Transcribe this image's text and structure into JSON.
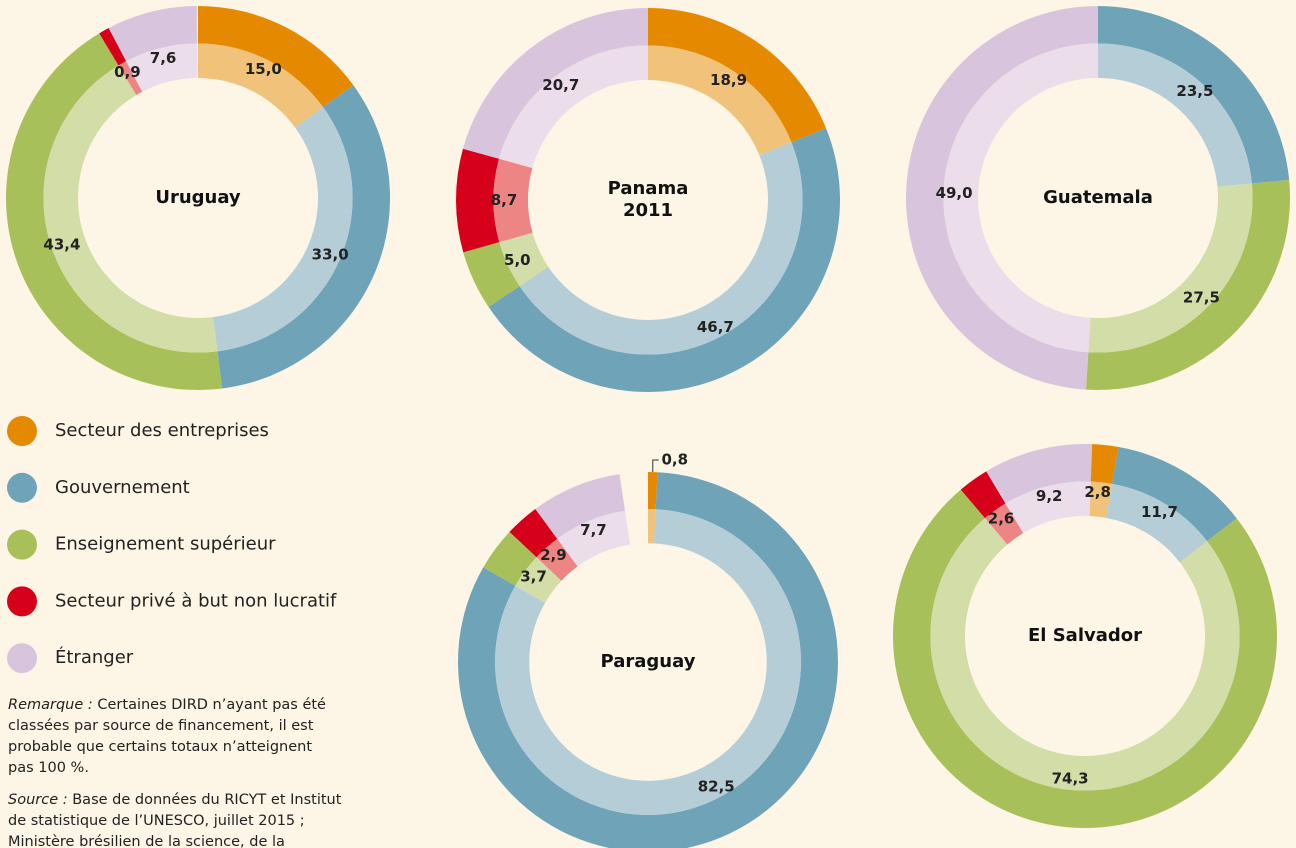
{
  "chart_data": [
    {
      "type": "pie",
      "title": "Uruguay",
      "values": [
        15.0,
        33.0,
        43.4,
        0.9,
        7.6
      ],
      "value_labels": [
        "15,0",
        "33,0",
        "43,4",
        "0,9",
        "7,6"
      ]
    },
    {
      "type": "pie",
      "title": "Panama",
      "subtitle": "2011",
      "values": [
        18.9,
        46.7,
        5.0,
        8.7,
        20.7
      ],
      "value_labels": [
        "18,9",
        "46,7",
        "5,0",
        "8,7",
        "20,7"
      ]
    },
    {
      "type": "pie",
      "title": "Guatemala",
      "values": [
        null,
        23.5,
        27.5,
        null,
        49.0
      ],
      "value_labels": [
        null,
        "23,5",
        "27,5",
        null,
        "49,0"
      ]
    },
    {
      "type": "pie",
      "title": "Paraguay",
      "values": [
        0.8,
        82.5,
        3.7,
        2.9,
        7.7
      ],
      "value_labels": [
        "0,8",
        "82,5",
        "3,7",
        "2,9",
        "7,7"
      ]
    },
    {
      "type": "pie",
      "title": "El Salvador",
      "values": [
        2.8,
        11.7,
        74.3,
        2.6,
        9.2
      ],
      "value_labels": [
        "2,8",
        "11,7",
        "74,3",
        "2,6",
        "9,2"
      ]
    }
  ],
  "legend": {
    "items": [
      "Secteur des entreprises",
      "Gouvernement",
      "Enseignement supérieur",
      "Secteur privé à but non lucratif",
      "Étranger"
    ],
    "colors": [
      "#e58a00",
      "#6fa3b8",
      "#a8c05a",
      "#d7001a",
      "#d8c4dd"
    ],
    "light_colors": [
      "#f1c27a",
      "#b5cdd6",
      "#d3dda8",
      "#ee8585",
      "#ebdde9"
    ]
  },
  "note": {
    "label": "Remarque :",
    "text": "Certaines DIRD n’ayant pas été classées par source de financement, il est probable que certains totaux n’atteignent pas 100 %."
  },
  "source": {
    "label": "Source :",
    "text": "Base de données du RICYT et Institut de statistique de l’UNESCO, juillet 2015 ; Ministère brésilien de la science, de la technologie et de l’innovation"
  }
}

- **Problem description**:
Return each line that includes "text".

- **Answer**:
Transcribe this image's text and structure into JSON.
    "text": "Certaines DIRD n’ayant pas été classées par source de financement, il est probable que certains totaux n’atteignent pas 100 %."
    "text": "Base de données du RICYT et Institut de statistique de l’UNESCO, juillet 2015 ; Ministère brésilien de la science, de la technologie et de l’innovation"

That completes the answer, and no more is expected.